(Figure record extracts)
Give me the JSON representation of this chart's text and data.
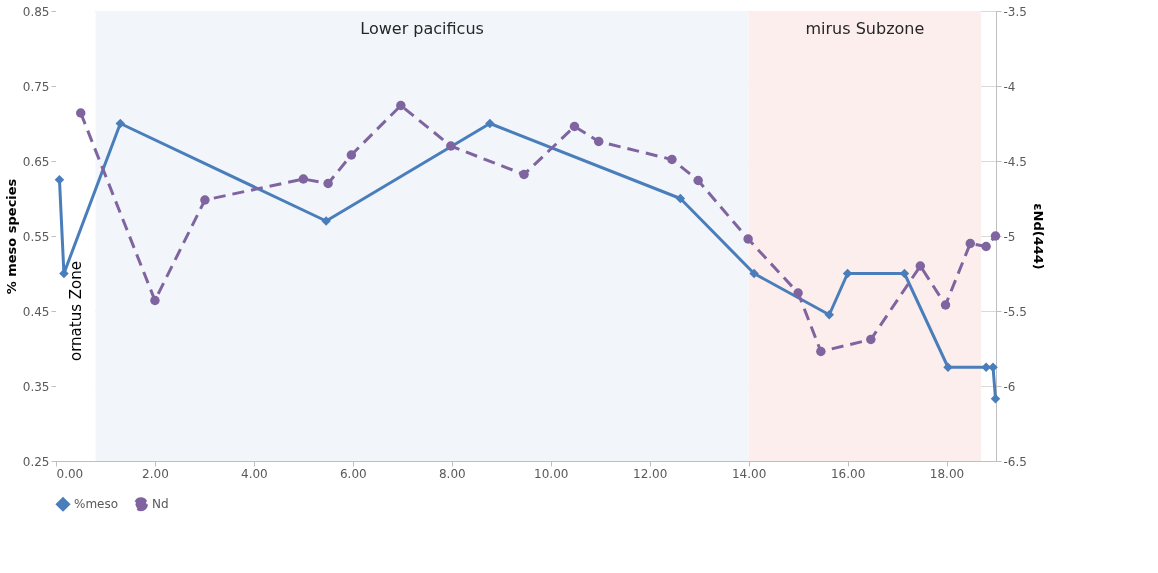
{
  "chart_data": {
    "type": "line",
    "xlabel": null,
    "ylabel": "% meso species",
    "y2label": "εNd(444)",
    "xlim": [
      0,
      19
    ],
    "xticks": [
      {
        "value": 0,
        "label": "0.00"
      },
      {
        "value": 2,
        "label": "2.00"
      },
      {
        "value": 4,
        "label": "4.00"
      },
      {
        "value": 6,
        "label": "6.00"
      },
      {
        "value": 8,
        "label": "8.00"
      },
      {
        "value": 10,
        "label": "10.00"
      },
      {
        "value": 12,
        "label": "12.00"
      },
      {
        "value": 14,
        "label": "14.00"
      },
      {
        "value": 16,
        "label": "16.00"
      },
      {
        "value": 18,
        "label": "18.00"
      }
    ],
    "ylim": [
      0.25,
      0.85
    ],
    "yticks": [
      0.25,
      0.35,
      0.45,
      0.55,
      0.65,
      0.75,
      0.85
    ],
    "y2lim": [
      -6.5,
      -3.5
    ],
    "y2ticks": [
      -6.5,
      -6,
      -5.5,
      -5,
      -4.5,
      -4,
      -3.5
    ],
    "grid": true,
    "legend": "bottom",
    "series": [
      {
        "name": "%meso",
        "color": "#4a7ebb",
        "marker": "diamond",
        "line_style": "solid",
        "x": [
          0.07,
          0.16,
          1.3,
          5.46,
          8.77,
          12.62,
          14.11,
          15.63,
          16.0,
          17.15,
          18.03,
          18.8,
          18.94,
          18.99
        ],
        "values": [
          0.625,
          0.5,
          0.7,
          0.57,
          0.7,
          0.6,
          0.5,
          0.445,
          0.5,
          0.5,
          0.375,
          0.375,
          0.375,
          0.333
        ]
      },
      {
        "name": "Nd",
        "color": "#7f64a0",
        "marker": "circle",
        "line_style": "dashed",
        "axis": "y2",
        "x": [
          0.5,
          2.0,
          3.01,
          5.0,
          5.5,
          5.97,
          6.97,
          7.98,
          9.46,
          10.48,
          10.97,
          12.45,
          12.98,
          13.99,
          15.0,
          15.46,
          16.47,
          17.47,
          17.98,
          18.48,
          18.8,
          18.99
        ],
        "values": [
          -4.18,
          -5.43,
          -4.76,
          -4.62,
          -4.65,
          -4.46,
          -4.13,
          -4.4,
          -4.59,
          -4.27,
          -4.37,
          -4.49,
          -4.63,
          -5.02,
          -5.38,
          -5.77,
          -5.69,
          -5.2,
          -5.46,
          -5.05,
          -5.07,
          -5.0
        ]
      }
    ],
    "bands": [
      {
        "axis": "x",
        "from": 0,
        "to": 0.8,
        "label": "ornatus Zone",
        "color": "#ffffff"
      },
      {
        "axis": "x",
        "from": 0.8,
        "to": 14,
        "label": "Lower pacificus",
        "color": "#f2f6fb"
      },
      {
        "axis": "x",
        "from": 14,
        "to": 18.7,
        "label": "mirus Subzone",
        "color": "#fdeeee"
      }
    ]
  }
}
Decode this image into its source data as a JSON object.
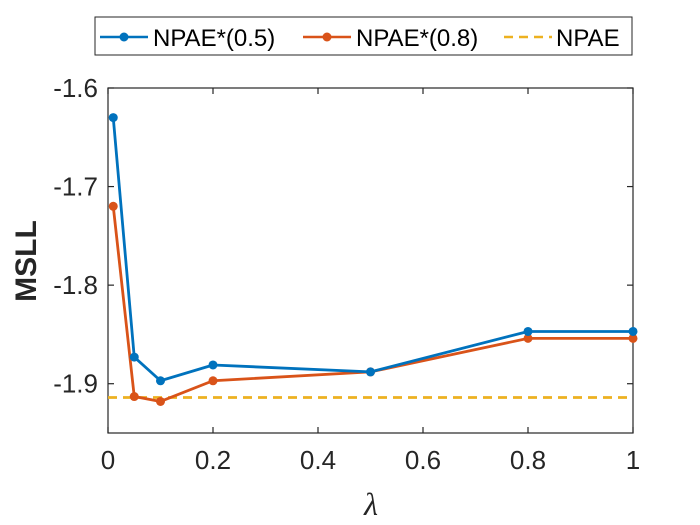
{
  "chart_data": {
    "type": "line",
    "title": "",
    "xlabel": "λ",
    "ylabel": "MSLL",
    "xlim": [
      0,
      1
    ],
    "ylim": [
      -1.95,
      -1.6
    ],
    "xticks": [
      0,
      0.2,
      0.4,
      0.6,
      0.8,
      1
    ],
    "xtick_labels": [
      "0",
      "0.2",
      "0.4",
      "0.6",
      "0.8",
      "1"
    ],
    "yticks": [
      -1.6,
      -1.7,
      -1.8,
      -1.9
    ],
    "ytick_labels": [
      "-1.6",
      "-1.7",
      "-1.8",
      "-1.9"
    ],
    "grid": false,
    "legend_position": "top",
    "series": [
      {
        "name": "NPAE*(0.5)",
        "color": "#0072BD",
        "style": "solid-marker",
        "x": [
          0.01,
          0.05,
          0.1,
          0.2,
          0.5,
          0.8,
          1.0
        ],
        "y": [
          -1.63,
          -1.873,
          -1.897,
          -1.881,
          -1.888,
          -1.847,
          -1.847
        ]
      },
      {
        "name": "NPAE*(0.8)",
        "color": "#D95319",
        "style": "solid-marker",
        "x": [
          0.01,
          0.05,
          0.1,
          0.2,
          0.5,
          0.8,
          1.0
        ],
        "y": [
          -1.72,
          -1.913,
          -1.918,
          -1.897,
          -1.888,
          -1.854,
          -1.854
        ]
      },
      {
        "name": "NPAE",
        "color": "#EDB120",
        "style": "dashed",
        "x": [
          0,
          1
        ],
        "y": [
          -1.914,
          -1.914
        ]
      }
    ]
  }
}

Task directions ▸ Pictures are to be left out; repeat all the remaining data exactly.

Solution to the exercise ▸
Give me the JSON representation of this chart's text and data.
{
  "chart_data": {
    "type": "line",
    "xlabel": null,
    "ylabel": "% meso species",
    "y2label": "εNd(444)",
    "xlim": [
      0,
      19
    ],
    "xticks": [
      {
        "value": 0,
        "label": "0.00"
      },
      {
        "value": 2,
        "label": "2.00"
      },
      {
        "value": 4,
        "label": "4.00"
      },
      {
        "value": 6,
        "label": "6.00"
      },
      {
        "value": 8,
        "label": "8.00"
      },
      {
        "value": 10,
        "label": "10.00"
      },
      {
        "value": 12,
        "label": "12.00"
      },
      {
        "value": 14,
        "label": "14.00"
      },
      {
        "value": 16,
        "label": "16.00"
      },
      {
        "value": 18,
        "label": "18.00"
      }
    ],
    "ylim": [
      0.25,
      0.85
    ],
    "yticks": [
      0.25,
      0.35,
      0.45,
      0.55,
      0.65,
      0.75,
      0.85
    ],
    "y2lim": [
      -6.5,
      -3.5
    ],
    "y2ticks": [
      -6.5,
      -6,
      -5.5,
      -5,
      -4.5,
      -4,
      -3.5
    ],
    "grid": true,
    "legend": "bottom",
    "series": [
      {
        "name": "%meso",
        "color": "#4a7ebb",
        "marker": "diamond",
        "line_style": "solid",
        "x": [
          0.07,
          0.16,
          1.3,
          5.46,
          8.77,
          12.62,
          14.11,
          15.63,
          16.0,
          17.15,
          18.03,
          18.8,
          18.94,
          18.99
        ],
        "values": [
          0.625,
          0.5,
          0.7,
          0.57,
          0.7,
          0.6,
          0.5,
          0.445,
          0.5,
          0.5,
          0.375,
          0.375,
          0.375,
          0.333
        ]
      },
      {
        "name": "Nd",
        "color": "#7f64a0",
        "marker": "circle",
        "line_style": "dashed",
        "axis": "y2",
        "x": [
          0.5,
          2.0,
          3.01,
          5.0,
          5.5,
          5.97,
          6.97,
          7.98,
          9.46,
          10.48,
          10.97,
          12.45,
          12.98,
          13.99,
          15.0,
          15.46,
          16.47,
          17.47,
          17.98,
          18.48,
          18.8,
          18.99
        ],
        "values": [
          -4.18,
          -5.43,
          -4.76,
          -4.62,
          -4.65,
          -4.46,
          -4.13,
          -4.4,
          -4.59,
          -4.27,
          -4.37,
          -4.49,
          -4.63,
          -5.02,
          -5.38,
          -5.77,
          -5.69,
          -5.2,
          -5.46,
          -5.05,
          -5.07,
          -5.0
        ]
      }
    ],
    "bands": [
      {
        "axis": "x",
        "from": 0,
        "to": 0.8,
        "label": "ornatus Zone",
        "color": "#ffffff"
      },
      {
        "axis": "x",
        "from": 0.8,
        "to": 14,
        "label": "Lower pacificus",
        "color": "#f2f6fb"
      },
      {
        "axis": "x",
        "from": 14,
        "to": 18.7,
        "label": "mirus Subzone",
        "color": "#fdeeee"
      }
    ]
  }
}
Decode this image into its source data as a JSON object.
{
  "chart_data": {
    "type": "line",
    "title": "",
    "xlabel": "λ",
    "ylabel": "MSLL",
    "xlim": [
      0,
      1
    ],
    "ylim": [
      -1.95,
      -1.6
    ],
    "xticks": [
      0,
      0.2,
      0.4,
      0.6,
      0.8,
      1
    ],
    "xtick_labels": [
      "0",
      "0.2",
      "0.4",
      "0.6",
      "0.8",
      "1"
    ],
    "yticks": [
      -1.6,
      -1.7,
      -1.8,
      -1.9
    ],
    "ytick_labels": [
      "-1.6",
      "-1.7",
      "-1.8",
      "-1.9"
    ],
    "grid": false,
    "legend_position": "top",
    "series": [
      {
        "name": "NPAE*(0.5)",
        "color": "#0072BD",
        "style": "solid-marker",
        "x": [
          0.01,
          0.05,
          0.1,
          0.2,
          0.5,
          0.8,
          1.0
        ],
        "y": [
          -1.63,
          -1.873,
          -1.897,
          -1.881,
          -1.888,
          -1.847,
          -1.847
        ]
      },
      {
        "name": "NPAE*(0.8)",
        "color": "#D95319",
        "style": "solid-marker",
        "x": [
          0.01,
          0.05,
          0.1,
          0.2,
          0.5,
          0.8,
          1.0
        ],
        "y": [
          -1.72,
          -1.913,
          -1.918,
          -1.897,
          -1.888,
          -1.854,
          -1.854
        ]
      },
      {
        "name": "NPAE",
        "color": "#EDB120",
        "style": "dashed",
        "x": [
          0,
          1
        ],
        "y": [
          -1.914,
          -1.914
        ]
      }
    ]
  }
}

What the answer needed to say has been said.